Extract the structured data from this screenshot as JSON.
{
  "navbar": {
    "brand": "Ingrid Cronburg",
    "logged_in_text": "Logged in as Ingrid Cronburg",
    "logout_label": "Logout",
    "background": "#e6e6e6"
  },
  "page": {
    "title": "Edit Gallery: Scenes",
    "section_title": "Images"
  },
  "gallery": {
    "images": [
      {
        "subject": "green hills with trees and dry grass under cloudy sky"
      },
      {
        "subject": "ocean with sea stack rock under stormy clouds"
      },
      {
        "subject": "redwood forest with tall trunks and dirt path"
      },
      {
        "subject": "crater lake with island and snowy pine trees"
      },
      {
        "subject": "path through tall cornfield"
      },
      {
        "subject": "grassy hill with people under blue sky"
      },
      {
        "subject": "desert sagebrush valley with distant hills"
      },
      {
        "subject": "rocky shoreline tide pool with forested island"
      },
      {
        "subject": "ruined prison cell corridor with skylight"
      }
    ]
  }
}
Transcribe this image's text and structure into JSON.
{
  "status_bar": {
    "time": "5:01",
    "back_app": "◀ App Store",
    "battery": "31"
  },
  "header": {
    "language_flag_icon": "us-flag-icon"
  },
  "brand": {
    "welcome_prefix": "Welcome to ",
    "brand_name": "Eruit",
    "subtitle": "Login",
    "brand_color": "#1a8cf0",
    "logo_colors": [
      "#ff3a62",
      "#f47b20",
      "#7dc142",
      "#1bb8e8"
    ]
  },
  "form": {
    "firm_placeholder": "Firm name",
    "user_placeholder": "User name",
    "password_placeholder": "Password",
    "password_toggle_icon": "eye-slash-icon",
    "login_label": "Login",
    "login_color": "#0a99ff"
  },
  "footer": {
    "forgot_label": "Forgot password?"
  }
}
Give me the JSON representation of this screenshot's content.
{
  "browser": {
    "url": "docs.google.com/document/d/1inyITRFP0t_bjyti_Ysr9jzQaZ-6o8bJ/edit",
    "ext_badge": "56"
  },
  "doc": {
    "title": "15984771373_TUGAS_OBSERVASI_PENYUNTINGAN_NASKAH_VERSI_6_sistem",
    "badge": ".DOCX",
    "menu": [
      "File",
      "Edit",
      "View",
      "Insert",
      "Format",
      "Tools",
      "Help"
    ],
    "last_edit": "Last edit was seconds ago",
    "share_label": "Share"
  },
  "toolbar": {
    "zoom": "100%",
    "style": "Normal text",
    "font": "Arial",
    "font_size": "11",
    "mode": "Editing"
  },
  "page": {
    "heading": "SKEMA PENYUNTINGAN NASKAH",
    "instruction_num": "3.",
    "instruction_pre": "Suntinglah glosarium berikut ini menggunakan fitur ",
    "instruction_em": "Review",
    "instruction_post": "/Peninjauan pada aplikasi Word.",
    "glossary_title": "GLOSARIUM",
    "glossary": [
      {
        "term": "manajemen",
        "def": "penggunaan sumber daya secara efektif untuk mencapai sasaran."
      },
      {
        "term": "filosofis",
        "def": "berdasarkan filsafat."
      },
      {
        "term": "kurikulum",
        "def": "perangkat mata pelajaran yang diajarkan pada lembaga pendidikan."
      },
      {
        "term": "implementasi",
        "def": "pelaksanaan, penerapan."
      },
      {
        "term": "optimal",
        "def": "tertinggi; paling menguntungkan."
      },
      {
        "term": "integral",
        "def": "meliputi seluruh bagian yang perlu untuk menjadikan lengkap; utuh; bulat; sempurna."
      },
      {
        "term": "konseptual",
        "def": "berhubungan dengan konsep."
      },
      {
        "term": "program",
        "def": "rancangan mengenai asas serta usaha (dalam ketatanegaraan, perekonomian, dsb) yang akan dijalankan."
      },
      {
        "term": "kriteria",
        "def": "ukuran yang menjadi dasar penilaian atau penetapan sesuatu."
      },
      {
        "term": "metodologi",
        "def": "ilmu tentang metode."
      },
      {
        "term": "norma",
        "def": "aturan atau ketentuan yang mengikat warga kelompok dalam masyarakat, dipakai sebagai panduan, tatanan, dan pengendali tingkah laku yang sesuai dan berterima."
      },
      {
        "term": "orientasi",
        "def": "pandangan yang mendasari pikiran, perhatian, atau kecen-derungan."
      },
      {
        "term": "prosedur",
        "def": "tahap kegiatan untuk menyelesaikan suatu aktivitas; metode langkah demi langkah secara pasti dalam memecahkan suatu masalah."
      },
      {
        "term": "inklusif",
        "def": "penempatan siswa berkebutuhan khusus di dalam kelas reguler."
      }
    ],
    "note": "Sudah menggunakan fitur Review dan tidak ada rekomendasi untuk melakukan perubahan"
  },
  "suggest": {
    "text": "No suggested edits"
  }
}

---

= Aim of the task =
Copy every line of the material, please, keeping it exactly the same.

= Expected answer =
Extract the structured data from this screenshot as JSON.
{
  "navbar": {
    "brand": "Ingrid Cronburg",
    "logged_in_text": "Logged in as Ingrid Cronburg",
    "logout_label": "Logout",
    "background": "#e6e6e6"
  },
  "page": {
    "title": "Edit Gallery: Scenes",
    "section_title": "Images"
  },
  "gallery": {
    "images": [
      {
        "subject": "green hills with trees and dry grass under cloudy sky"
      },
      {
        "subject": "ocean with sea stack rock under stormy clouds"
      },
      {
        "subject": "redwood forest with tall trunks and dirt path"
      },
      {
        "subject": "crater lake with island and snowy pine trees"
      },
      {
        "subject": "path through tall cornfield"
      },
      {
        "subject": "grassy hill with people under blue sky"
      },
      {
        "subject": "desert sagebrush valley with distant hills"
      },
      {
        "subject": "rocky shoreline tide pool with forested island"
      },
      {
        "subject": "ruined prison cell corridor with skylight"
      }
    ]
  }
}
Transcribe this image's text and structure into JSON.
{
  "status_bar": {
    "time": "5:01",
    "back_app": "◀ App Store",
    "battery": "31"
  },
  "header": {
    "language_flag_icon": "us-flag-icon"
  },
  "brand": {
    "welcome_prefix": "Welcome to ",
    "brand_name": "Eruit",
    "subtitle": "Login",
    "brand_color": "#1a8cf0",
    "logo_colors": [
      "#ff3a62",
      "#f47b20",
      "#7dc142",
      "#1bb8e8"
    ]
  },
  "form": {
    "firm_placeholder": "Firm name",
    "user_placeholder": "User name",
    "password_placeholder": "Password",
    "password_toggle_icon": "eye-slash-icon",
    "login_label": "Login",
    "login_color": "#0a99ff"
  },
  "footer": {
    "forgot_label": "Forgot password?"
  }
}
Give me the JSON representation of this screenshot's content.
{
  "browser": {
    "url": "docs.google.com/document/d/1inyITRFP0t_bjyti_Ysr9jzQaZ-6o8bJ/edit",
    "ext_badge": "56"
  },
  "doc": {
    "title": "15984771373_TUGAS_OBSERVASI_PENYUNTINGAN_NASKAH_VERSI_6_sistem",
    "badge": ".DOCX",
    "menu": [
      "File",
      "Edit",
      "View",
      "Insert",
      "Format",
      "Tools",
      "Help"
    ],
    "last_edit": "Last edit was seconds ago",
    "share_label": "Share"
  },
  "toolbar": {
    "zoom": "100%",
    "style": "Normal text",
    "font": "Arial",
    "font_size": "11",
    "mode": "Editing"
  },
  "page": {
    "heading": "SKEMA PENYUNTINGAN NASKAH",
    "instruction_num": "3.",
    "instruction_pre": "Suntinglah glosarium berikut ini menggunakan fitur ",
    "instruction_em": "Review",
    "instruction_post": "/Peninjauan pada aplikasi Word.",
    "glossary_title": "GLOSARIUM",
    "glossary": [
      {
        "term": "manajemen",
        "def": "penggunaan sumber daya secara efektif untuk mencapai sasaran."
      },
      {
        "term": "filosofis",
        "def": "berdasarkan filsafat."
      },
      {
        "term": "kurikulum",
        "def": "perangkat mata pelajaran yang diajarkan pada lembaga pendidikan."
      },
      {
        "term": "implementasi",
        "def": "pelaksanaan, penerapan."
      },
      {
        "term": "optimal",
        "def": "tertinggi; paling menguntungkan."
      },
      {
        "term": "integral",
        "def": "meliputi seluruh bagian yang perlu untuk menjadikan lengkap; utuh; bulat; sempurna."
      },
      {
        "term": "konseptual",
        "def": "berhubungan dengan konsep."
      },
      {
        "term": "program",
        "def": "rancangan mengenai asas serta usaha (dalam ketatanegaraan, perekonomian, dsb) yang akan dijalankan."
      },
      {
        "term": "kriteria",
        "def": "ukuran yang menjadi dasar penilaian atau penetapan sesuatu."
      },
      {
        "term": "metodologi",
        "def": "ilmu tentang metode."
      },
      {
        "term": "norma",
        "def": "aturan atau ketentuan yang mengikat warga kelompok dalam masyarakat, dipakai sebagai panduan, tatanan, dan pengendali tingkah laku yang sesuai dan berterima."
      },
      {
        "term": "orientasi",
        "def": "pandangan yang mendasari pikiran, perhatian, atau kecen-derungan."
      },
      {
        "term": "prosedur",
        "def": "tahap kegiatan untuk menyelesaikan suatu aktivitas; metode langkah demi langkah secara pasti dalam memecahkan suatu masalah."
      },
      {
        "term": "inklusif",
        "def": "penempatan siswa berkebutuhan khusus di dalam kelas reguler."
      }
    ],
    "note": "Sudah menggunakan fitur Review dan tidak ada rekomendasi untuk melakukan perubahan"
  },
  "suggest": {
    "text": "No suggested edits"
  }
}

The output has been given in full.